— Rows —
* * * *

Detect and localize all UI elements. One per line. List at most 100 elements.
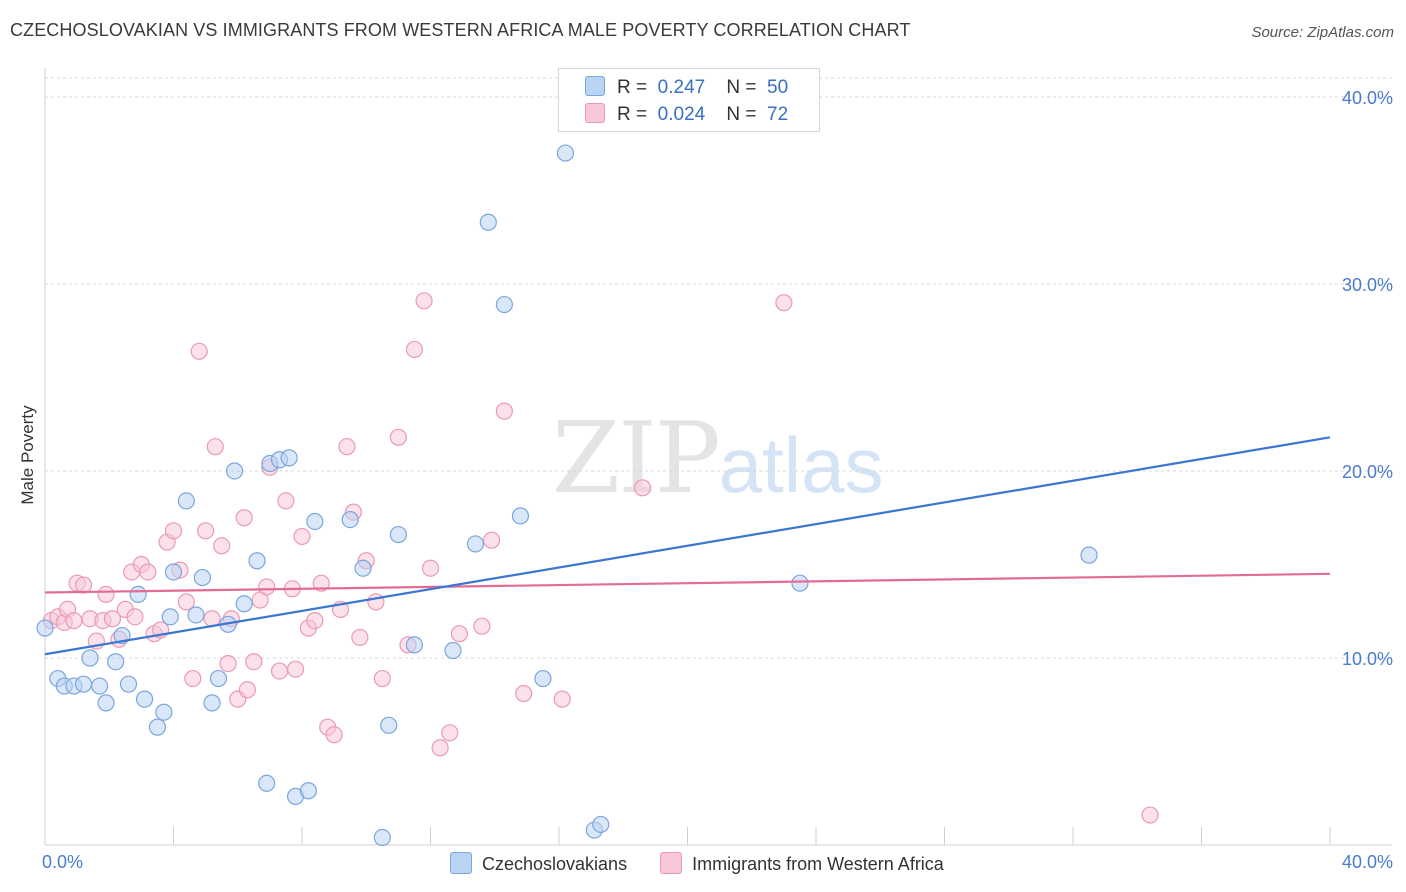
immigrants-point [103,610,122,628]
immigrants-point [126,608,144,626]
immigrants-point [450,625,469,643]
immigrants-point [306,611,324,630]
czechoslovakian-point [479,213,497,231]
immigrants-point [473,617,491,635]
immigrants-point [633,479,652,497]
immigrants-point [286,660,305,678]
immigrants-point [421,559,440,577]
legend-item-immigrants: Immigrants from Western Africa [660,852,944,875]
immigrants-point [415,292,433,310]
immigrants-point [277,492,295,510]
immigrants-point [65,611,83,630]
czechoslovakian-point [164,563,183,581]
immigrants-point [367,593,385,611]
immigrants-point [482,531,501,549]
czechoslovakian-point [1080,546,1098,564]
legend-swatch-pink [585,103,605,123]
x-tick-label-min: 0.0% [42,852,84,872]
y-tick-label: 10.0% [1342,649,1393,669]
immigrants-point [238,681,256,699]
immigrants-point [515,684,533,703]
czechoslovakian-point [148,718,167,736]
czechoslovakian-point [495,295,513,314]
czechoslovakian-point [107,653,125,671]
czechoslovakian-point [81,649,99,667]
czechoslovakian-point [74,675,93,693]
czechoslovakian-point [248,552,266,570]
czechoslovakian-point [354,559,372,577]
czechoslovakian-point [177,492,195,510]
immigrants-point [245,653,263,671]
x-tick-label-max: 40.0% [1341,852,1393,872]
immigrants-point [270,662,289,680]
czechoslovakian-point [97,694,115,712]
immigrants-point [373,669,391,688]
immigrants-point [312,574,330,592]
n-label: N = [726,104,757,125]
czechoslovakian-point [91,677,109,695]
czechoslovakian-point [280,449,298,467]
r-label: R = [617,77,648,98]
czechoslovakian-point [511,507,530,525]
n-label: N = [726,77,757,98]
chart-title: CZECHOSLOVAKIAN VS IMMIGRANTS FROM WESTE… [10,20,911,40]
legend-label: Immigrants from Western Africa [692,854,944,874]
czechoslovakian-point [592,815,610,834]
source-label: Source: ZipAtlas.com [1251,24,1394,41]
czechoslovakian-point [405,636,424,654]
immigrants-point [325,726,343,744]
y-tick-label: 40.0% [1342,88,1393,108]
immigrants-point [441,724,459,742]
immigrants-point [184,669,202,688]
immigrants-point [164,522,183,540]
immigrants-point [389,428,407,446]
watermark: ZIPatlas [552,402,884,516]
series-legend: Czechoslovakians Immigrants from Western… [450,852,972,875]
legend-swatch-pink [660,852,683,874]
watermark-atlas: atlas [718,421,884,509]
immigrants-point [351,628,369,647]
czechoslovakian-point [209,669,228,688]
immigrants-point [431,739,449,757]
immigrants-point [405,340,424,359]
immigrants-point [74,576,93,594]
immigrants-point [495,402,513,420]
czechoslovakian-point [373,828,391,847]
legend-item-czechoslovakians: Czechoslovakians [450,852,627,875]
stats-legend: R = 0.247 N = 50 R = 0.024 N = 72 [558,68,820,132]
czechoslovakian-point [389,525,407,544]
immigrants-point [177,593,195,611]
immigrants-point [775,294,793,312]
r-value: 0.247 [657,77,706,98]
czechoslovakian-point [444,641,462,660]
immigrants-point [338,438,356,456]
stats-legend-row-immigrants: R = 0.024 N = 72 [585,103,788,127]
y-tick-label: 20.0% [1342,462,1393,482]
czechoslovakian-point [534,669,552,688]
watermark-zip: ZIP [552,402,721,516]
immigrants-point [1141,806,1159,824]
czechoslovakian-point [791,574,809,592]
czechoslovakian-point [36,619,54,637]
legend-swatch-blue [585,76,605,96]
legend-swatch-blue [450,852,472,874]
czechoslovakian-point [129,585,147,604]
immigrants-point [190,342,208,360]
y-tick-label: 30.0% [1342,275,1393,295]
immigrants-trend-line [44,572,1331,594]
y-axis-label: Male Poverty [18,405,37,505]
czechoslovakian-point [466,535,485,553]
czechoslovakian-point [258,774,276,792]
r-value: 0.024 [657,104,706,125]
czechoslovakian-point [380,716,398,734]
czechoslovakian-point [306,512,324,531]
immigrants-point [197,522,215,540]
czechoslovakian-point [235,595,253,613]
immigrants-point [219,655,237,673]
czechoslovakian-point [225,462,244,480]
czechoslovakian-point [193,568,212,587]
legend-label: Czechoslovakians [482,854,628,874]
czechoslovakian-point [119,675,138,693]
immigrants-point [139,563,157,581]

* * * *

— Stated task —
Gather every line in the rows above that contains the string "value".

— Full output —
r-value: 0.247 [657,77,706,98]
r-value: 0.024 [657,104,706,125]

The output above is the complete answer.